多くは破壊され一部のみしか姿を見ることはできません。
しかしここには修道院や大聖堂、病院、橋、統治府などがあったのです。
大聖堂の鐘楼は、内部に階段が設置されて昇ることができるようになりました。
鐘楼の上から見える新市街の高層ビル群は、朽ち果てたこの遺跡との対比に驚き ます。
同じ国とは思えないほどですが、得てして旧市街と新市街にはこのような違いが生まれることがあります。
遺跡は徐々に修復されており、緑が多く公園の ような佇まいです。
かつて栄えた街の姿に思いを馳せつつ散策したいですね。

パナマ歴史地区:旧市街カスコ・ビエホ

パナマ歴史地区:旧市街カスコ・ビエホ
パナマシティの旧市街地区はカスコ・ビエホと呼ばれています。
パナマ・ビエホの壊滅後1673年に新たな植民地として建設され、街並みは西洋風です。
特にスペインやフランスの影響が感じられます。
その土地の要素と支配国の要素が入り混じった建築様式はコロニアル様式と言い、ここにもその雰囲気が感じられます。
そのため、中米と言うより気候のいい西欧の街を歩いているような気分になります。
旧市街は独立広場を中心に建造物が集中しており、パナマ政庁舎や大聖堂、修道院などがあります。
街のシンボルである大聖堂は、美しいステンドグラスが有名です。
パナマ・ビエホの鐘楼から移された3つの鐘もここにあります。

サン・ホセ教会の黄金と植民地

サン・ホセ教会の黄金と植民地
旧市街にあるサン・ホセ教会も見逃せません。
巨大な黄金の祭壇はゴージャスの一言。
モーガンによる焼き討ちの際は、この祭壇に漆喰を塗って隠し、略奪を免れたそうです。
現地の人はここで結婚式を挙げることもあるそうで、世界遺産の中での式とはロマンチックですね。
しかしこの黄金は、ピサロが制圧したペルーのインカ帝国から奪ってきたものでした。
南米からヨーロッパへの道はパナマを経由するしかな かったので、自動的に物資などはここへ届いたのです。
いつの時代も金銀財宝は略奪のターゲットになり、世界を巡っていきます。

**所与の情報**:
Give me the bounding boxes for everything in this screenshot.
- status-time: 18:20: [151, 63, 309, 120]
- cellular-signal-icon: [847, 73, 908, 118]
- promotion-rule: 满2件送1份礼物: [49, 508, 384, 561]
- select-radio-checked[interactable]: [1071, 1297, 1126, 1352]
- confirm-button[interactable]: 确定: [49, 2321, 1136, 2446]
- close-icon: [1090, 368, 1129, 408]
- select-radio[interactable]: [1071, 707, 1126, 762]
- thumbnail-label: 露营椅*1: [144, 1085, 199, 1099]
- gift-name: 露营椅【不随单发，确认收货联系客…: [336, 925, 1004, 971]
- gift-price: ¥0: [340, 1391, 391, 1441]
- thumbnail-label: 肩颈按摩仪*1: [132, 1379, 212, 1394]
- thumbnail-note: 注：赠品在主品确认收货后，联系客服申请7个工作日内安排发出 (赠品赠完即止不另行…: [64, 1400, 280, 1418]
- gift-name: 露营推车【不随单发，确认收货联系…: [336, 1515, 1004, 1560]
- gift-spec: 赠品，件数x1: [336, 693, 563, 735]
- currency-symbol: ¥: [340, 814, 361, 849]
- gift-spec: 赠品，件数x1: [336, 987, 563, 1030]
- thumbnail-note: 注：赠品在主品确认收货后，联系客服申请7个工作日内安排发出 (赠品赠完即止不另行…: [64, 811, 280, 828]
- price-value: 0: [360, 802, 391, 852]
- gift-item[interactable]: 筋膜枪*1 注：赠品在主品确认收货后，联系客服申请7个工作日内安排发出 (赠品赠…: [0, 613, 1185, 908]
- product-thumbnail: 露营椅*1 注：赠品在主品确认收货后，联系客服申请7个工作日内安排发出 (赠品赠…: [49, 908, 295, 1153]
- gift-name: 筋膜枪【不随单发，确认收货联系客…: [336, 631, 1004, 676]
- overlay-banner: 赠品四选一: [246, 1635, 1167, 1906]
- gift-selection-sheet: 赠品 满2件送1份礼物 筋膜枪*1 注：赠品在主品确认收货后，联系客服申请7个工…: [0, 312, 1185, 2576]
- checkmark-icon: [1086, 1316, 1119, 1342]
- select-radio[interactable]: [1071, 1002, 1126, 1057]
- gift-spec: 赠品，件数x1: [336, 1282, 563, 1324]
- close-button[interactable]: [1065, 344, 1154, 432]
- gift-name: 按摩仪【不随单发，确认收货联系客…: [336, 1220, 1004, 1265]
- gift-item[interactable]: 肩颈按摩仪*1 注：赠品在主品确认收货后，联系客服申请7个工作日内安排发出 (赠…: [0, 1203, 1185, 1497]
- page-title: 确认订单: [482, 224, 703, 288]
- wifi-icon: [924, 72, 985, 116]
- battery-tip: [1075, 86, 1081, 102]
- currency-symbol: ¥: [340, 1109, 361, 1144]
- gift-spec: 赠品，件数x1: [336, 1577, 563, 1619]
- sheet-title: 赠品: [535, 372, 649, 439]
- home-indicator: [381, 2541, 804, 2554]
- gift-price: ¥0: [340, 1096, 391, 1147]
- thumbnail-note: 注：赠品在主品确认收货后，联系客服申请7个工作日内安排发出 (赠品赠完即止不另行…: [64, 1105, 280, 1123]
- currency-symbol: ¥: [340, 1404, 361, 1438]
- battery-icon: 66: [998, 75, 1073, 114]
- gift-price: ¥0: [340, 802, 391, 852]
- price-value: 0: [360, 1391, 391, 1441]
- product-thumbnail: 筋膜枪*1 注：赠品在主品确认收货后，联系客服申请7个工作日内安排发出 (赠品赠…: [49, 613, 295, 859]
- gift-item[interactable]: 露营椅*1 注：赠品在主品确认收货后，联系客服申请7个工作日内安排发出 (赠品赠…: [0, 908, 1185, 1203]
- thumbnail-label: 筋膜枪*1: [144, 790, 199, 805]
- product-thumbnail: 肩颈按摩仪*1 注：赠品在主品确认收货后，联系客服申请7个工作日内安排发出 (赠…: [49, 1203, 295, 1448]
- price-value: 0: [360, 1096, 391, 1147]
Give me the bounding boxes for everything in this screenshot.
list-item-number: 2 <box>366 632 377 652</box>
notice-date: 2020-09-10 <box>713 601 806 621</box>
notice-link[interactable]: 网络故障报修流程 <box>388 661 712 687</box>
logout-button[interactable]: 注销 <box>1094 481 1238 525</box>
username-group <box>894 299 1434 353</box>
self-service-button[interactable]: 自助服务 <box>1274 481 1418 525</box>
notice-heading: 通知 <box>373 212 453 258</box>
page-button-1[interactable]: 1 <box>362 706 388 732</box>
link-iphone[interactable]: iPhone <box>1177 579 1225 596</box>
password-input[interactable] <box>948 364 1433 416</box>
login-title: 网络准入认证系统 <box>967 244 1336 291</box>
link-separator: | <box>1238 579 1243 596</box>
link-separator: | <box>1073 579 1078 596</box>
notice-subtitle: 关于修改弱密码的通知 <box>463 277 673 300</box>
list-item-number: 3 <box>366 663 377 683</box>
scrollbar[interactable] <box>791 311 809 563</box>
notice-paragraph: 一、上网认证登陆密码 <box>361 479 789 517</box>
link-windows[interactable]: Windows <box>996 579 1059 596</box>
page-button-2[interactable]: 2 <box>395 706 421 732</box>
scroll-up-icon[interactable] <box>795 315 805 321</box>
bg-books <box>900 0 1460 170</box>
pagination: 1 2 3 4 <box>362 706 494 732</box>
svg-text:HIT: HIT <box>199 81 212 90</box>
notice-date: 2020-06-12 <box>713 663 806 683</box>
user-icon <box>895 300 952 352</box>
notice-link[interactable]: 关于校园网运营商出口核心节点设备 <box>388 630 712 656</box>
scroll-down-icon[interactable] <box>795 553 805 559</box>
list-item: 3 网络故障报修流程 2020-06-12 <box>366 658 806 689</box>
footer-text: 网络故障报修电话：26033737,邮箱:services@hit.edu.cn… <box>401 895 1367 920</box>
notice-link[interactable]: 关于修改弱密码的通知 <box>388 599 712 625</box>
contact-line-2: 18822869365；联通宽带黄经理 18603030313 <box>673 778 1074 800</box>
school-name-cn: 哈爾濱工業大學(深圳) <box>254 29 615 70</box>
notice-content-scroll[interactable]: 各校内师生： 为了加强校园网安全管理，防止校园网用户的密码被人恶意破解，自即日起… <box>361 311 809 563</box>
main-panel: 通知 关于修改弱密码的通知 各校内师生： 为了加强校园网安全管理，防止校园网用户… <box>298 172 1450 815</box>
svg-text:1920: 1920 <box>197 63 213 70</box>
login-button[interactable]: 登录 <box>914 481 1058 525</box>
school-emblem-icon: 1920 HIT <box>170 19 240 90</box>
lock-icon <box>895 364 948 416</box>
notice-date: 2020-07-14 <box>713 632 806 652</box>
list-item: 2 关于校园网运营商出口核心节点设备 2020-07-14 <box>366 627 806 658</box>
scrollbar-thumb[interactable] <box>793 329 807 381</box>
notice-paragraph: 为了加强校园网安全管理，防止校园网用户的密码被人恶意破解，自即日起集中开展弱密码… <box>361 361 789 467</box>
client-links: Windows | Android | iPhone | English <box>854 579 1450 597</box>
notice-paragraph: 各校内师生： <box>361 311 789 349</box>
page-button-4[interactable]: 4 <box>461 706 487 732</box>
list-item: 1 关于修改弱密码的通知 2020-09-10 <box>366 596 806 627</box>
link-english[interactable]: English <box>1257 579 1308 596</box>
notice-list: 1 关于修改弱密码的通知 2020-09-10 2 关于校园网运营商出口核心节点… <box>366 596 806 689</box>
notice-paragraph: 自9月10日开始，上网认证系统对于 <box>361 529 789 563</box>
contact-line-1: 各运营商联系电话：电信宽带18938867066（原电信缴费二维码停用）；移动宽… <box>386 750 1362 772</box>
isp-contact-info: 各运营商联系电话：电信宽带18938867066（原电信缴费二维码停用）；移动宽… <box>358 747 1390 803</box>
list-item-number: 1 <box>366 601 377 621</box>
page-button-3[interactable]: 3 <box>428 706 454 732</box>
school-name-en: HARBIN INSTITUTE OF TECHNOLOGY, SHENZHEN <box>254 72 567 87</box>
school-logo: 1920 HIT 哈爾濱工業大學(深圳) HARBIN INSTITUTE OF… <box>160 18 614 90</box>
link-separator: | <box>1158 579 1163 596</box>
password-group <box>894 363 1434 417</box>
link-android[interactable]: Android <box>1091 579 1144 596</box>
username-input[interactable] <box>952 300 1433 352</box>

**課題内容**: パナマの史跡を紹介する文章のうち、「かつて栄えた街の姿に思いを馳せつつ散策したいですね。」から「そのため、中米と言うより気候のいい西欧の街を歩いているような気分になります。」までを、両端の語句も含めて一字一句そのまま書き写せ。

**解答例**:
かつて栄えた街の姿に思いを馳せつつ散策したいですね。

パナマ歴史地区:旧市街カスコ・ビエホ

パナマ歴史地区:旧市街カスコ・ビエホ
パナマシティの旧市街地区はカスコ・ビエホと呼ばれています。
パナマ・ビエホの壊滅後1673年に新たな植民地として建設され、街並みは西洋風です。
特にスペインやフランスの影響が感じられます。
その土地の要素と支配国の要素が入り混じった建築様式はコロニアル様式と言い、ここにもその雰囲気が感じられます。
そのため、中米と言うより気候のいい西欧の街を歩いているような気分になります。